(Extracted records)
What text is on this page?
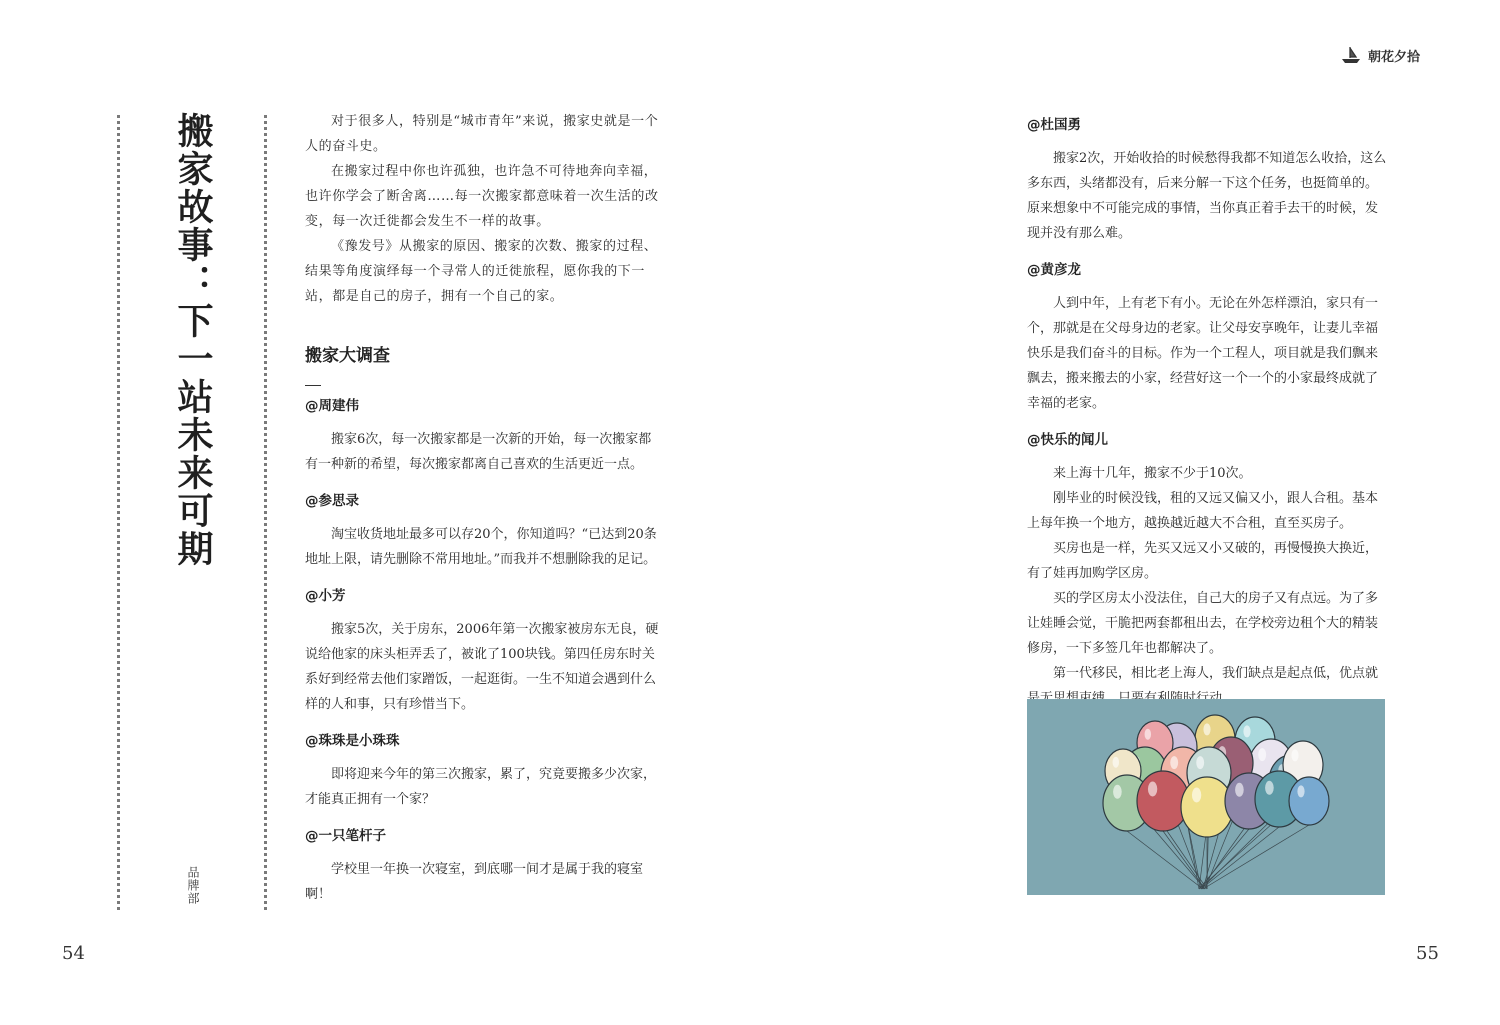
朝花夕拾
搬家故事：下一站未来可期
品牌部

对于很多人，特别是“城市青年”来说，搬家史就是一个人的奋斗史。

在搬家过程中你也许孤独，也许急不可待地奔向幸福，也许你学会了断舍离……每一次搬家都意味着一次生活的改变，每一次迁徙都会发生不一样的故事。

《豫发号》从搬家的原因、搬家的次数、搬家的过程、结果等角度演绎每一个寻常人的迁徙旅程，愿你我的下一站，都是自己的房子，拥有一个自己的家。

搬家大调查
@周建伟

搬家6次，每一次搬家都是一次新的开始，每一次搬家都有一种新的希望，每次搬家都离自己喜欢的生活更近一点。

@参思录

淘宝收货地址最多可以存20个，你知道吗？“已达到20条地址上限，请先删除不常用地址。”而我并不想删除我的足记。

@小芳

搬家5次，关于房东，2006年第一次搬家被房东无良，硬说给他家的床头柜弄丢了，被讹了100块钱。第四任房东时关系好到经常去他们家蹭饭，一起逛街。一生不知道会遇到什么样的人和事，只有珍惜当下。

@珠珠是小珠珠

即将迎来今年的第三次搬家，累了，究竟要搬多少次家，才能真正拥有一个家？

@一只笔杆子

学校里一年换一次寝室，到底哪一间才是属于我的寝室啊！

@杜国勇

搬家2次，开始收拾的时候愁得我都不知道怎么收拾，这么多东西，头绪都没有，后来分解一下这个任务，也挺简单的。原来想象中不可能完成的事情，当你真正着手去干的时候，发现并没有那么难。

@黄彦龙

人到中年，上有老下有小。无论在外怎样漂泊，家只有一个，那就是在父母身边的老家。让父母安享晚年，让妻儿幸福快乐是我们奋斗的目标。作为一个工程人，项目就是我们飘来飘去，搬来搬去的小家，经营好这一个一个的小家最终成就了幸福的老家。

@快乐的闻儿

来上海十几年，搬家不少于10次。

刚毕业的时候没钱，租的又远又偏又小，跟人合租。基本上每年换一个地方，越换越近越大不合租，直至买房子。

买房也是一样，先买又远又小又破的，再慢慢换大换近，有了娃再加购学区房。

买的学区房太小没法住，自己大的房子又有点远。为了多让娃睡会觉，干脆把两套都租出去，在学校旁边租个大的精装修房，一下多签几年也都解决了。

第一代移民，相比老上海人，我们缺点是起点低，优点就

54	55
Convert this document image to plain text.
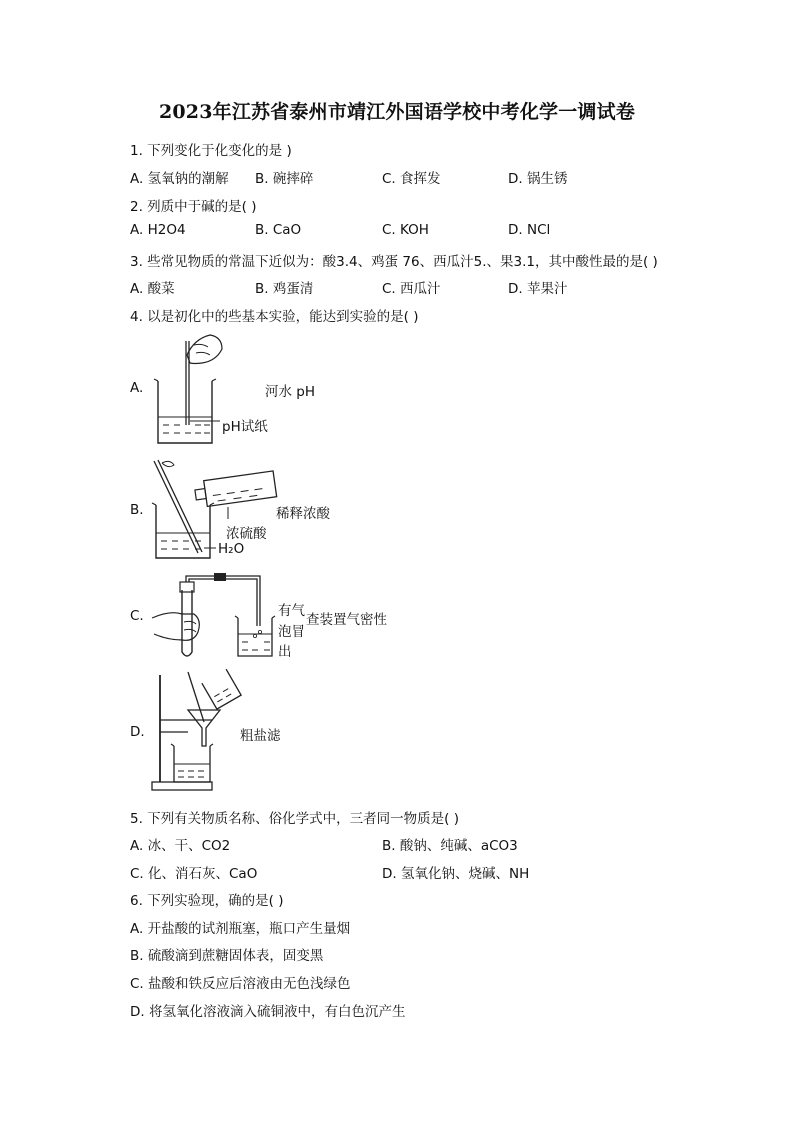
2023年江苏省泰州市靖江外国语学校中考化学一调试卷
1. 下列变化于化变化的是 )
A. 氢氧钠的潮解 B. 碗摔碎	C. 食挥发	D. 锅生锈
2. 列质中于碱的是( )
A. H2O4	B. CaO	C. KOH	D. NCl
3. 些常见物质的常温下近似为：酸3.4、鸡蛋 76、西瓜汁5.、果3.1，其中酸性最的是( )
A. 酸菜	B. 鸡蛋清	C. 西瓜汁	D. 苹果汁
4. 以是初化中的些基本实验，能达到实验的是( )
A.	河水 pH
pH试纸
B.	稀释浓酸
浓硫酸
H₂O
C.	有气
查装置气密性
泡冒
出
D.	粗盐滤
5. 下列有关物质名称、俗化学式中，三者同一物质是( )
A. 冰、干、CO2	B. 酸钠、纯碱、aCO3
C. 化、消石灰、CaO	D. 氢氧化钠、烧碱、NH
6. 下列实验现，确的是( )
A. 开盐酸的试剂瓶塞，瓶口产生量烟
B. 硫酸滴到蔗糖固体表，固变黑
C. 盐酸和铁反应后溶液由无色浅绿色
D. 将氢氧化溶液滴入硫铜液中，有白色沉产生
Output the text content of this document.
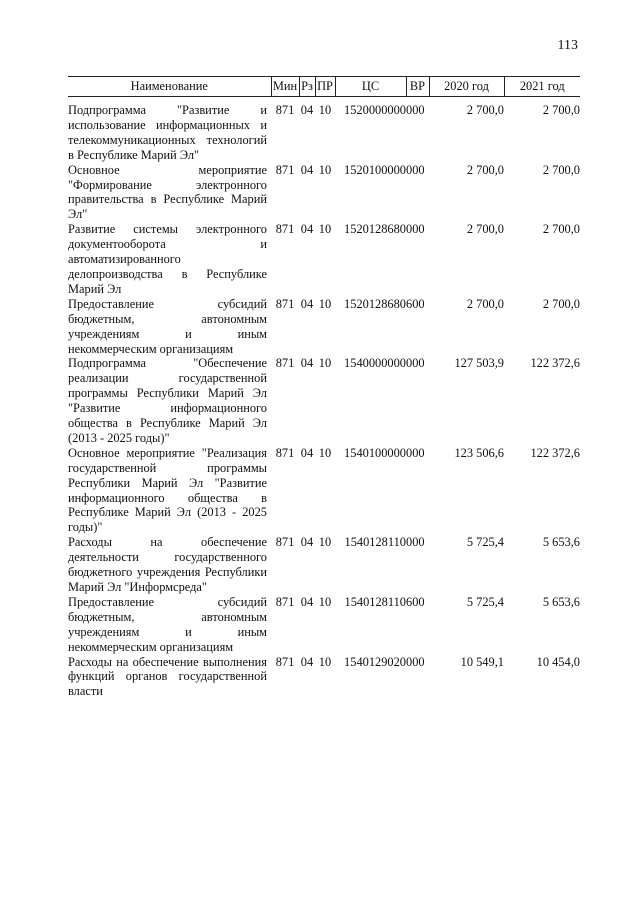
113
Наименование	Мин	Рз	ПР	ЦС	ВР	2020 год	2021 год
Подпрограмма "Развитие и использование информационных и телекоммуникационных технологий в Республике Марий Эл"	871	04	10	1520000000	000	2 700,0	2 700,0
Основное мероприятие "Формирование электронного правительства в Республике Марий Эл"	871	04	10	1520100000	000	2 700,0	2 700,0
Развитие системы электронного документооборота и автоматизированного делопроизводства в Республике Марий Эл	871	04	10	1520128680	000	2 700,0	2 700,0
Предоставление субсидий бюджетным, автономным учреждениям и иным некоммерческим организациям	871	04	10	1520128680	600	2 700,0	2 700,0
Подпрограмма "Обеспечение реализации государственной программы Республики Марий Эл "Развитие информационного общества в Республике Марий Эл (2013 - 2025 годы)"	871	04	10	1540000000	000	127 503,9	122 372,6
Основное мероприятие "Реализация государственной программы Республики Марий Эл "Развитие информационного общества в Республике Марий Эл (2013 - 2025 годы)"	871	04	10	1540100000	000	123 506,6	122 372,6
Расходы на обеспечение деятельности государственного бюджетного учреждения Республики Марий Эл "Информсреда"	871	04	10	1540128110	000	5 725,4	5 653,6
Предоставление субсидий бюджетным, автономным учреждениям и иным некоммерческим организациям	871	04	10	1540128110	600	5 725,4	5 653,6
Расходы на обеспечение выполнения функций органов государственной власти	871	04	10	1540129020	000	10 549,1	10 454,0
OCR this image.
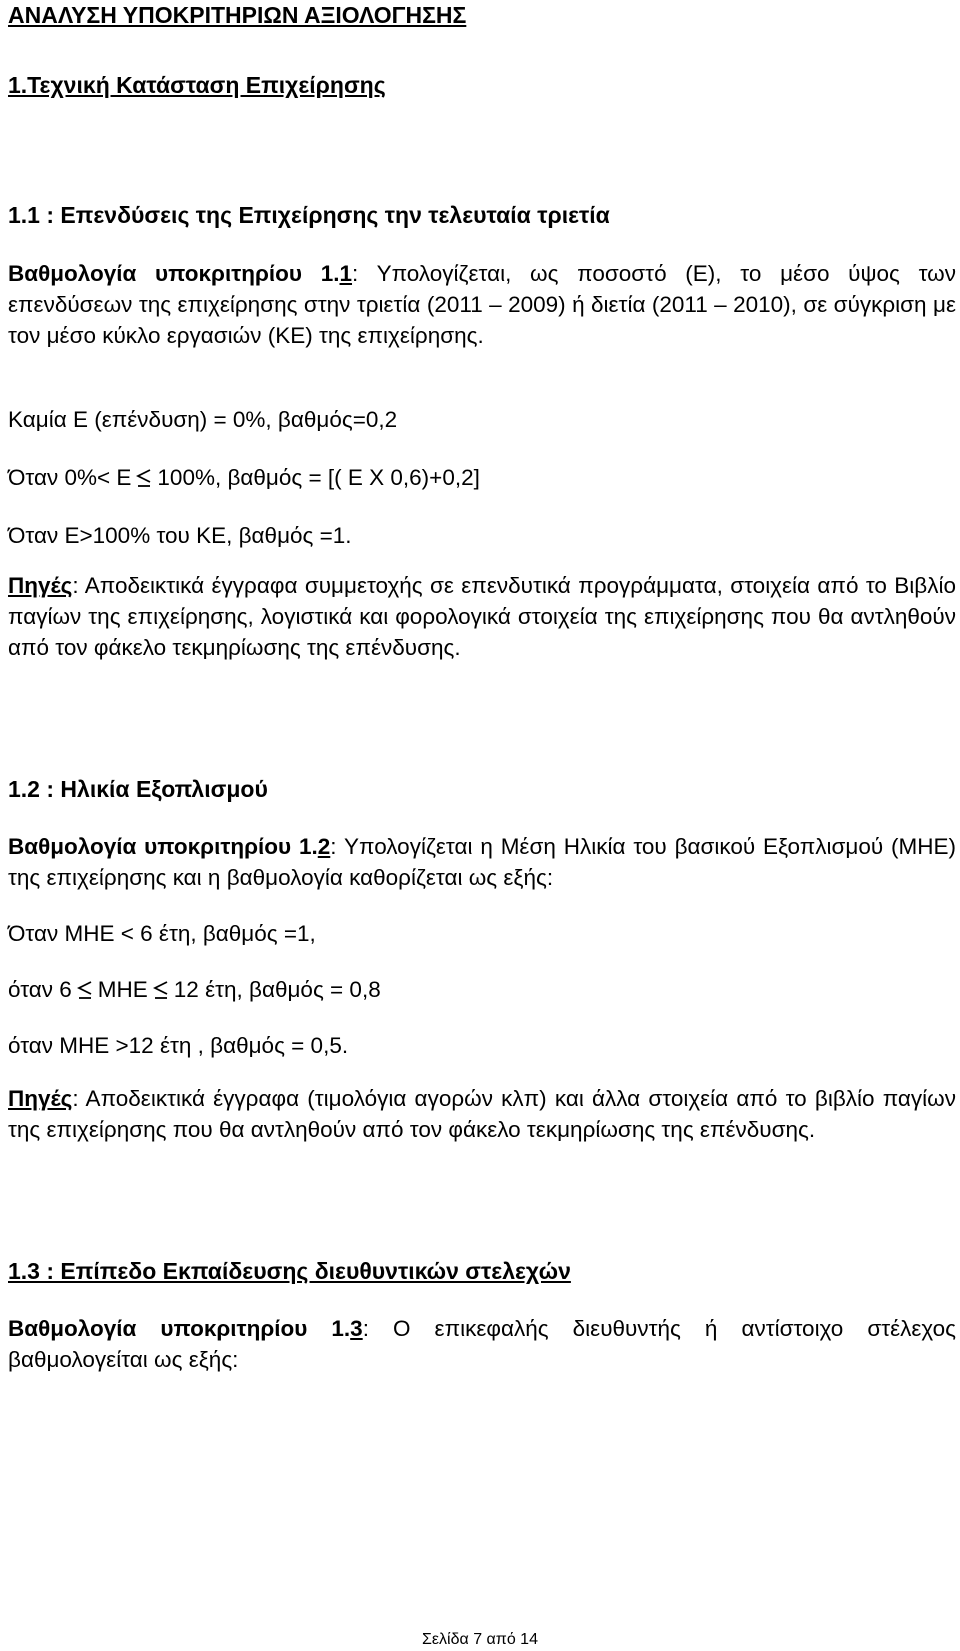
ΑΝΑΛΥΣΗ ΥΠΟΚΡΙΤΗΡΙΩΝ ΑΞΙΟΛΟΓΗΣΗΣ
1.Τεχνική Κατάσταση Επιχείρησης
1.1 : Επενδύσεις της Επιχείρησης την τελευταία τριετία
Βαθμολογία υποκριτηρίου 1.1: Υπολογίζεται, ως ποσοστό (Ε), το μέσο ύψος των επενδύσεων της επιχείρησης στην τριετία (2011 – 2009) ή διετία (2011 – 2010), σε σύγκριση με τον μέσο κύκλο εργασιών (ΚΕ) της επιχείρησης.
Καμία Ε (επένδυση) = 0%, βαθμός=0,2
Όταν 0%< Ε 100%, βαθμός = [( Ε Χ 0,6)+0,2]
Όταν Ε>100% του ΚΕ, βαθμός =1.
Πηγές: Αποδεικτικά έγγραφα συμμετοχής σε επενδυτικά προγράμματα, στοιχεία από το Βιβλίο παγίων της επιχείρησης, λογιστικά και φορολογικά στοιχεία της επιχείρησης που θα αντληθούν από τον φάκελο τεκμηρίωσης της επένδυσης.
1.2 : Ηλικία Εξοπλισμού
Βαθμολογία υποκριτηρίου 1.2: Υπολογίζεται η Μέση Ηλικία του βασικού Εξοπλισμού (ΜΗΕ) της επιχείρησης και η βαθμολογία καθορίζεται ως εξής:
Όταν ΜΗΕ < 6 έτη, βαθμός =1,
όταν 6 ΜΗΕ 12 έτη, βαθμός = 0,8
όταν ΜΗΕ >12 έτη , βαθμός = 0,5.
Πηγές: Αποδεικτικά έγγραφα (τιμολόγια αγορών κλπ) και άλλα στοιχεία από το βιβλίο παγίων της επιχείρησης που θα αντληθούν από τον φάκελο τεκμηρίωσης της επένδυσης.
1.3 : Επίπεδο Εκπαίδευσης διευθυντικών στελεχών
Βαθμολογία υποκριτηρίου 1.3: Ο επικεφαλής διευθυντής ή αντίστοιχο στέλεχος βαθμολογείται ως εξής:
Σελίδα 7 από 14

Task statement >> Extract every line that has the string "годы" in it.

Answer to the task >>
Подпрограмма "Обеспечение реализации государственной программы Республики Марий Эл "Развитие информационного общества в Республике Марий Эл (2013 - 2025 годы)"	871	04	10	1540000000	000	127 503,9	122 372,6
Основное мероприятие "Реализация государственной программы Республики Марий Эл "Развитие информационного общества в Республике Марий Эл (2013 - 2025 годы)"	871	04	10	1540100000	000	123 506,6	122 372,6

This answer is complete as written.